*AVAILABLE RECORDS*
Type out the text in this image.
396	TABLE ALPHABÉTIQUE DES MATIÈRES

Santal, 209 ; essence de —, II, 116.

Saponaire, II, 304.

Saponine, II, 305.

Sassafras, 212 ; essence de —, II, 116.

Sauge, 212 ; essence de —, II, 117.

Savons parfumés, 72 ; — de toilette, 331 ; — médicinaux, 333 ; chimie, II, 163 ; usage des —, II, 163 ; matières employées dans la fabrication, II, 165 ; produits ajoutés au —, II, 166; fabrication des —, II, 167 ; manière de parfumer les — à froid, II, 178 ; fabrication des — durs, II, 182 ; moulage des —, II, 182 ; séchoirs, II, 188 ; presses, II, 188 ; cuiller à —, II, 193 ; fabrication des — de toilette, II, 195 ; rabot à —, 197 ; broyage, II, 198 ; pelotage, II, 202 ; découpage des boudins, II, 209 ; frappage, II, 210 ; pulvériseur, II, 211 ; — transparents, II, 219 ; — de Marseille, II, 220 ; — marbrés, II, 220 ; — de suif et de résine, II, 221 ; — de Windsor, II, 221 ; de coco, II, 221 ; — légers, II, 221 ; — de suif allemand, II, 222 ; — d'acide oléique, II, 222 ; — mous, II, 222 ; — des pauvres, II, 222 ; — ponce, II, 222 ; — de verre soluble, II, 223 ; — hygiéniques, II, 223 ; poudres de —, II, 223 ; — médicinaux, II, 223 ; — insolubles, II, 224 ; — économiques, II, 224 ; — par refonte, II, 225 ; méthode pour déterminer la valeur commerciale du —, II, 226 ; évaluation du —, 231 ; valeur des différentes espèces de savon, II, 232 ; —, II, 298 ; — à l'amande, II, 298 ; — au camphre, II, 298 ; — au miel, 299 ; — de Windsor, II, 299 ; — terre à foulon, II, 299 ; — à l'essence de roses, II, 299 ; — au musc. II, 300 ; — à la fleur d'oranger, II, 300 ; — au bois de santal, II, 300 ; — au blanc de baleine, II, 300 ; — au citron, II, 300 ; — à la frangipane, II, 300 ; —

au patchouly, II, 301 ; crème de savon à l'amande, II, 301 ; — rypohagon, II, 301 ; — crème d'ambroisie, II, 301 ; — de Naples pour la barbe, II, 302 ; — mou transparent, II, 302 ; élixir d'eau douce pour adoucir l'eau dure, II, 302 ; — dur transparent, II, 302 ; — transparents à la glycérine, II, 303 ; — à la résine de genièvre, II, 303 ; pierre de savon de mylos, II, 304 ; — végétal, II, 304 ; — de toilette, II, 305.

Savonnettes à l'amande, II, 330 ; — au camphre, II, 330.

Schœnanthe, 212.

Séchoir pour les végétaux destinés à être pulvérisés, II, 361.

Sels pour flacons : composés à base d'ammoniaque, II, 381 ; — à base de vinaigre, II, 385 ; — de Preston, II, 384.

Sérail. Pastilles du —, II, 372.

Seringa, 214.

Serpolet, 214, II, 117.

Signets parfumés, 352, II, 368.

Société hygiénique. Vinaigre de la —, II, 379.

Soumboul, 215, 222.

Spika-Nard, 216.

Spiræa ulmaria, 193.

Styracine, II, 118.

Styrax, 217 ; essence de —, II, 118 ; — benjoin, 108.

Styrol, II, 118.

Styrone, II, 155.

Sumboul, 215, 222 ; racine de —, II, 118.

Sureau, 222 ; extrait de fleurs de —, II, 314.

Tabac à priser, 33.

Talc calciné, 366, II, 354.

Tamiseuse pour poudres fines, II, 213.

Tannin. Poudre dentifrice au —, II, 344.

*TASK TO CARRY OUT*
Extract each entry in full, exactly as given.

*WRITTEN ANSWER*
Type out the text in this image.
396	TABLE ALPHABÉTIQUE DES MATIÈRES

Santal, 209 ; essence de —, II, 116.

Saponaire, II, 304.

Saponine, II, 305.

Sassafras, 212 ; essence de —, II, 116.

Sauge, 212 ; essence de —, II, 117.

Savons parfumés, 72 ; — de toilette, 331 ; — médicinaux, 333 ; chimie, II, 163 ; usage des —, II, 163 ; matières employées dans la fabrication, II, 165 ; produits ajoutés au —, II, 166; fabrication des —, II, 167 ; manière de parfumer les — à froid, II, 178 ; fabrication des — durs, II, 182 ; moulage des —, II, 182 ; séchoirs, II, 188 ; presses, II, 188 ; cuiller à —, II, 193 ; fabrication des — de toilette, II, 195 ; rabot à —, 197 ; broyage, II, 198 ; pelotage, II, 202 ; découpage des boudins, II, 209 ; frappage, II, 210 ; pulvériseur, II, 211 ; — transparents, II, 219 ; — de Marseille, II, 220 ; — marbrés, II, 220 ; — de suif et de résine, II, 221 ; — de Windsor, II, 221 ; de coco, II, 221 ; — légers, II, 221 ; — de suif allemand, II, 222 ; — d'acide oléique, II, 222 ; — mous, II, 222 ; — des pauvres, II, 222 ; — ponce, II, 222 ; — de verre soluble, II, 223 ; — hygiéniques, II, 223 ; poudres de —, II, 223 ; — médicinaux, II, 223 ; — insolubles, II, 224 ; — économiques, II, 224 ; — par refonte, II, 225 ; méthode pour déterminer la valeur commerciale du —, II, 226 ; évaluation du —, 231 ; valeur des différentes espèces de savon, II, 232 ; —, II, 298 ; — à l'amande, II, 298 ; — au camphre, II, 298 ; — au miel, 299 ; — de Windsor, II, 299 ; — terre à foulon, II, 299 ; — à l'essence de roses, II, 299 ; — au musc. II, 300 ; — à la fleur d'oranger, II, 300 ; — au bois de santal, II, 300 ; — au blanc de baleine, II, 300 ; — au citron, II, 300 ; — à la frangipane, II, 300 ; —

au patchouly, II, 301 ; crème de savon à l'amande, II, 301 ; — rypohagon, II, 301 ; — crème d'ambroisie, II, 301 ; — de Naples pour la barbe, II, 302 ; — mou transparent, II, 302 ; élixir d'eau douce pour adoucir l'eau dure, II, 302 ; — dur transparent, II, 302 ; — transparents à la glycérine, II, 303 ; — à la résine de genièvre, II, 303 ; pierre de savon de mylos, II, 304 ; — végétal, II, 304 ; — de toilette, II, 305.

Savonnettes à l'amande, II, 330 ; — au camphre, II, 330.

Schœnanthe, 212.

Séchoir pour les végétaux destinés à être pulvérisés, II, 361.

Sels pour flacons : composés à base d'ammoniaque, II, 381 ; — à base de vinaigre, II, 385 ; — de Preston, II, 384.

Sérail. Pastilles du —, II, 372.

Seringa, 214.

Serpolet, 214, II, 117.

Signets parfumés, 352, II, 368.

Société hygiénique. Vinaigre de la —, II, 379.

Soumboul, 215, 222.

Spika-Nard, 216.

Spiræa ulmaria, 193.

Styracine, II, 118.

Styrax, 217 ; essence de —, II, 118 ; — benjoin, 108.

Styrol, II, 118.

Styrone, II, 155.

Sumboul, 215, 222 ; racine de —, II, 118.

Sureau, 222 ; extrait de fleurs de —, II, 314.

Tabac à priser, 33.

Talc calciné, 366, II, 354.

Tamiseuse pour poudres fines, II, 213.

Tannin. Poudre dentifrice au —, II, 344.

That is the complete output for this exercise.